» Written task
Lines that hold the word "color" should be located and copied.

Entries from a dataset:
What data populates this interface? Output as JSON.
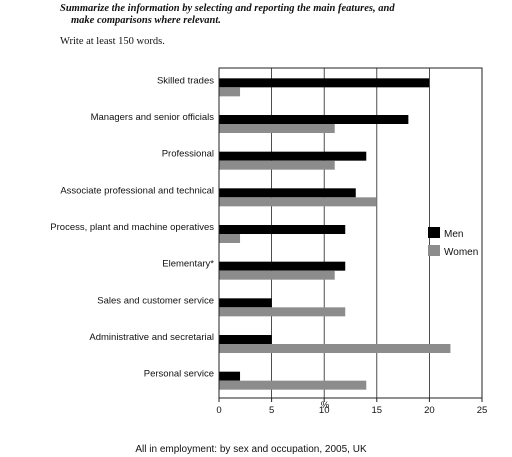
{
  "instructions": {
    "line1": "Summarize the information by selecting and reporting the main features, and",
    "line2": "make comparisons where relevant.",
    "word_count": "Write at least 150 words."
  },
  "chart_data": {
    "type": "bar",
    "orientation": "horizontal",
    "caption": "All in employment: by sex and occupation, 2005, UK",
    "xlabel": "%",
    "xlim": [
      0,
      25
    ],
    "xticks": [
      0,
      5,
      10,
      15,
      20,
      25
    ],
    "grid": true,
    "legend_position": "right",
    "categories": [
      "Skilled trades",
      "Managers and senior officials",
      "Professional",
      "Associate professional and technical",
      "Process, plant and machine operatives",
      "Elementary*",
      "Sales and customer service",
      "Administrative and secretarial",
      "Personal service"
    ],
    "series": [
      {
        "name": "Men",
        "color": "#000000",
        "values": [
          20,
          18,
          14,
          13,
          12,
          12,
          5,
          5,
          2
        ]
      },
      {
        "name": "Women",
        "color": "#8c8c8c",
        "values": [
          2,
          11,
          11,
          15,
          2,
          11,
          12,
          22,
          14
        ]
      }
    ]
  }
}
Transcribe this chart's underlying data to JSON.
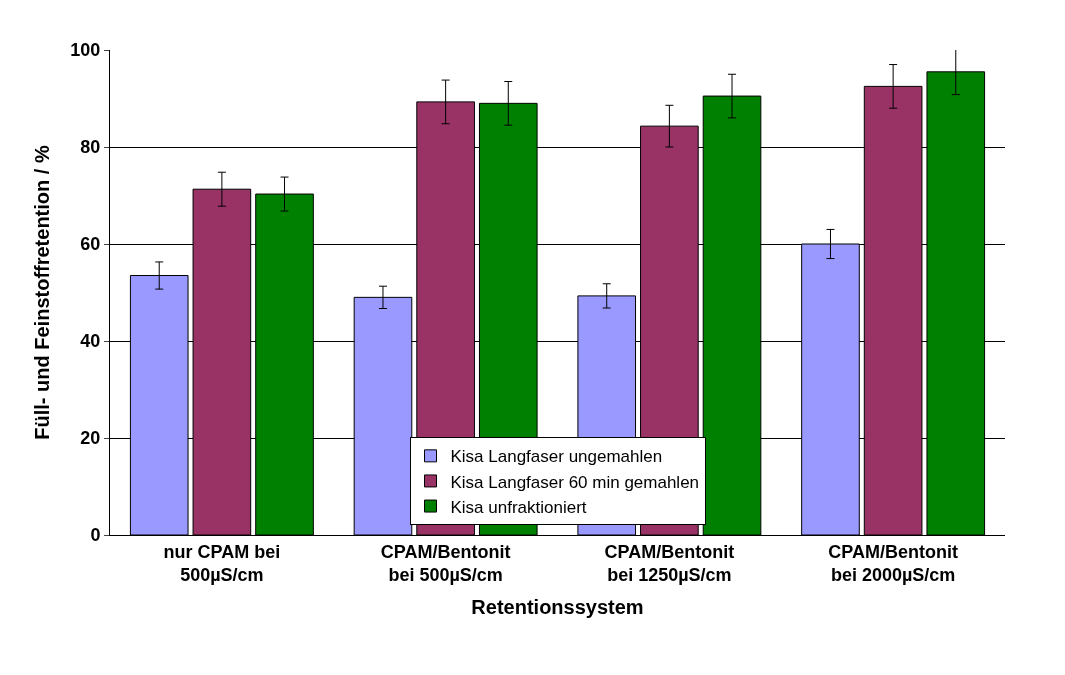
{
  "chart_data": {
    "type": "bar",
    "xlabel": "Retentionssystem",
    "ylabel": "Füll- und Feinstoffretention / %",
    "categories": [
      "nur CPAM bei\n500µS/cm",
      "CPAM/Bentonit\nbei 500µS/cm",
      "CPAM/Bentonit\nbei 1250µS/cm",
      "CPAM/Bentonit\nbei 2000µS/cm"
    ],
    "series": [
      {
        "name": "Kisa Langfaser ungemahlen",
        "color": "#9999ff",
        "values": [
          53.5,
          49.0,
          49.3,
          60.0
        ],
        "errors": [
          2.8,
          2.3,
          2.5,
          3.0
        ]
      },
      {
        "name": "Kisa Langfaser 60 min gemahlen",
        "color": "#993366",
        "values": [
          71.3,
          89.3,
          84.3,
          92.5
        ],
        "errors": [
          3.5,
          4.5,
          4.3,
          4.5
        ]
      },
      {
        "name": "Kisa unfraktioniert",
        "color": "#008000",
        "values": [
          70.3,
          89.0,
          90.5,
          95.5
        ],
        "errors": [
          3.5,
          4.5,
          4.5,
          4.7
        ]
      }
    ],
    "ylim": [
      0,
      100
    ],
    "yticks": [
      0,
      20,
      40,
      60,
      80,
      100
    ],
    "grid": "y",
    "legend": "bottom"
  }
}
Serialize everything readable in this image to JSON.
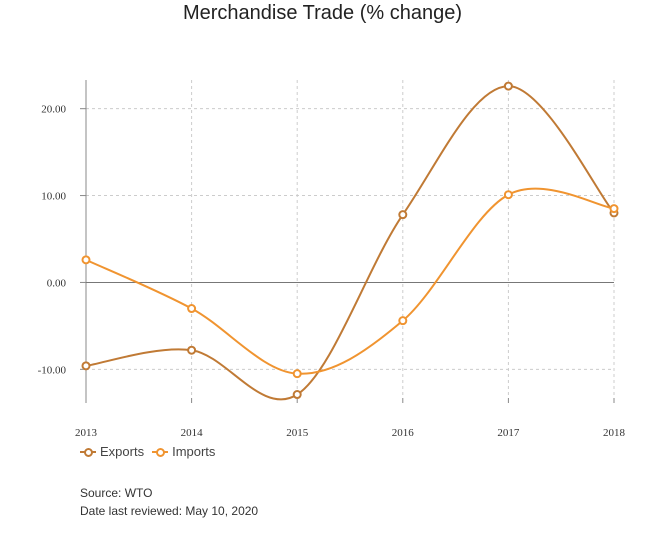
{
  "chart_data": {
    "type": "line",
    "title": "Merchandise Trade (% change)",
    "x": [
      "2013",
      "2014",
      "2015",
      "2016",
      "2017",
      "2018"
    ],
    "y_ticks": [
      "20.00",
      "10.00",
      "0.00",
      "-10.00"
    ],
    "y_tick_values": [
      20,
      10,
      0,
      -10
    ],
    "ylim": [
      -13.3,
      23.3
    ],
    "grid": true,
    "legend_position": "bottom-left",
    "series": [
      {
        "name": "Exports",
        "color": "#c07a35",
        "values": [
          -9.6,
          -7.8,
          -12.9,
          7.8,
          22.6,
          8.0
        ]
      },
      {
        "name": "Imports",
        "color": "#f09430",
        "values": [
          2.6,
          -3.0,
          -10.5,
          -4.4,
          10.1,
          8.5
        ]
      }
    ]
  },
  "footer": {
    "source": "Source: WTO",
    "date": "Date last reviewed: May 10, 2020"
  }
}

» Answer to this task
        "color": "#000000",
        "color": "#8c8c8c",
        "color": "#9999ff",
        "color": "#993366",
        "color": "#008000",
        "color": "#c07a35",
        "color": "#f09430",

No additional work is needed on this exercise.